[Saved entries]
----

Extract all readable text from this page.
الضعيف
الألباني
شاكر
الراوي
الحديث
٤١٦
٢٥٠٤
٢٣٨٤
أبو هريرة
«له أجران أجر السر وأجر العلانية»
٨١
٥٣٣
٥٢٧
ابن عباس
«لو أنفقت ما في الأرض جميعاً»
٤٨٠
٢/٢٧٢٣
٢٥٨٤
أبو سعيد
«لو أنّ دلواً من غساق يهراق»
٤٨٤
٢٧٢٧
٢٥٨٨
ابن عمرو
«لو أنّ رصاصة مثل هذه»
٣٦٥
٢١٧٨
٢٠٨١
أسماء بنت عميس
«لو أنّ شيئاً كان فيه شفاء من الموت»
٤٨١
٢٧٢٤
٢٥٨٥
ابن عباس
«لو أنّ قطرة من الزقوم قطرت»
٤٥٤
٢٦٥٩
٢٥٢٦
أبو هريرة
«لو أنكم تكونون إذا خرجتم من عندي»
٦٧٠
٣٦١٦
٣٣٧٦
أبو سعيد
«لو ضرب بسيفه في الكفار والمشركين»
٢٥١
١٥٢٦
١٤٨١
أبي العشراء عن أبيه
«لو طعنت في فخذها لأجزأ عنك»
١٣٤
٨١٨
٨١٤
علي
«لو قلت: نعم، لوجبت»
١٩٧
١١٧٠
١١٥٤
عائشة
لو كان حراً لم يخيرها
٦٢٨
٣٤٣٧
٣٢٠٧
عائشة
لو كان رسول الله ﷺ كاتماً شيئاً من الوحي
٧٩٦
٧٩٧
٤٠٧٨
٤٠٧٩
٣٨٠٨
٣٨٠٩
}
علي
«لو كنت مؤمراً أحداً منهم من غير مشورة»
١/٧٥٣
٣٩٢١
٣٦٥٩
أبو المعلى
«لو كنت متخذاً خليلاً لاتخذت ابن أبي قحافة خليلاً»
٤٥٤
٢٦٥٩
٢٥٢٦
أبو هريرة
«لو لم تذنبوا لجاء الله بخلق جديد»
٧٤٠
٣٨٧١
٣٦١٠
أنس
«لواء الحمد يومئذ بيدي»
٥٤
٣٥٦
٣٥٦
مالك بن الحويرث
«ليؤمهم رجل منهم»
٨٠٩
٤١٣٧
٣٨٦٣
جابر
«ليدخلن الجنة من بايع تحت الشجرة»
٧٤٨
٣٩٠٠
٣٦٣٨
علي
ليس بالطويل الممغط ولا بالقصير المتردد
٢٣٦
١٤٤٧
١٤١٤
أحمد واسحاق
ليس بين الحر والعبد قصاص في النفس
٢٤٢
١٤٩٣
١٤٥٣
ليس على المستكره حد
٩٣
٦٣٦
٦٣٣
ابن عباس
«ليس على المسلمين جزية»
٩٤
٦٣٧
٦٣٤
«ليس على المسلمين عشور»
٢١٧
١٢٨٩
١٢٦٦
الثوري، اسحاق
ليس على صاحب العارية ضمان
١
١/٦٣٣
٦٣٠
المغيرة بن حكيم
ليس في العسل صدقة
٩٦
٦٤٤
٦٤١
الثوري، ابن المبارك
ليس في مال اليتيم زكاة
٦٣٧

----

What you have to do:
Please reproduce each record precisely as written.

Expected answer:
Extract all readable text from this page.
الضعيف
الألباني
شاكر
الراوي
الحديث
٤١٦
٢٥٠٤
٢٣٨٤
أبو هريرة
«له أجران أجر السر وأجر العلانية»
٨١
٥٣٣
٥٢٧
ابن عباس
«لو أنفقت ما في الأرض جميعاً»
٤٨٠
٢/٢٧٢٣
٢٥٨٤
أبو سعيد
«لو أنّ دلواً من غساق يهراق»
٤٨٤
٢٧٢٧
٢٥٨٨
ابن عمرو
«لو أنّ رصاصة مثل هذه»
٣٦٥
٢١٧٨
٢٠٨١
أسماء بنت عميس
«لو أنّ شيئاً كان فيه شفاء من الموت»
٤٨١
٢٧٢٤
٢٥٨٥
ابن عباس
«لو أنّ قطرة من الزقوم قطرت»
٤٥٤
٢٦٥٩
٢٥٢٦
أبو هريرة
«لو أنكم تكونون إذا خرجتم من عندي»
٦٧٠
٣٦١٦
٣٣٧٦
أبو سعيد
«لو ضرب بسيفه في الكفار والمشركين»
٢٥١
١٥٢٦
١٤٨١
أبي العشراء عن أبيه
«لو طعنت في فخذها لأجزأ عنك»
١٣٤
٨١٨
٨١٤
علي
«لو قلت: نعم، لوجبت»
١٩٧
١١٧٠
١١٥٤
عائشة
لو كان حراً لم يخيرها
٦٢٨
٣٤٣٧
٣٢٠٧
عائشة
لو كان رسول الله ﷺ كاتماً شيئاً من الوحي
٧٩٦
٧٩٧
٤٠٧٨
٤٠٧٩
٣٨٠٨
٣٨٠٩
}
علي
«لو كنت مؤمراً أحداً منهم من غير مشورة»
١/٧٥٣
٣٩٢١
٣٦٥٩
أبو المعلى
«لو كنت متخذاً خليلاً لاتخذت ابن أبي قحافة خليلاً»
٤٥٤
٢٦٥٩
٢٥٢٦
أبو هريرة
«لو لم تذنبوا لجاء الله بخلق جديد»
٧٤٠
٣٨٧١
٣٦١٠
أنس
«لواء الحمد يومئذ بيدي»
٥٤
٣٥٦
٣٥٦
مالك بن الحويرث
«ليؤمهم رجل منهم»
٨٠٩
٤١٣٧
٣٨٦٣
جابر
«ليدخلن الجنة من بايع تحت الشجرة»
٧٤٨
٣٩٠٠
٣٦٣٨
علي
ليس بالطويل الممغط ولا بالقصير المتردد
٢٣٦
١٤٤٧
١٤١٤
أحمد واسحاق
ليس بين الحر والعبد قصاص في النفس
٢٤٢
١٤٩٣
١٤٥٣
ليس على المستكره حد
٩٣
٦٣٦
٦٣٣
ابن عباس
«ليس على المسلمين جزية»
٩٤
٦٣٧
٦٣٤
«ليس على المسلمين عشور»
٢١٧
١٢٨٩
١٢٦٦
الثوري، اسحاق
ليس على صاحب العارية ضمان
١
١/٦٣٣
٦٣٠
المغيرة بن حكيم
ليس في العسل صدقة
٩٦
٦٤٤
٦٤١
الثوري، ابن المبارك
ليس في مال اليتيم زكاة
٦٣٧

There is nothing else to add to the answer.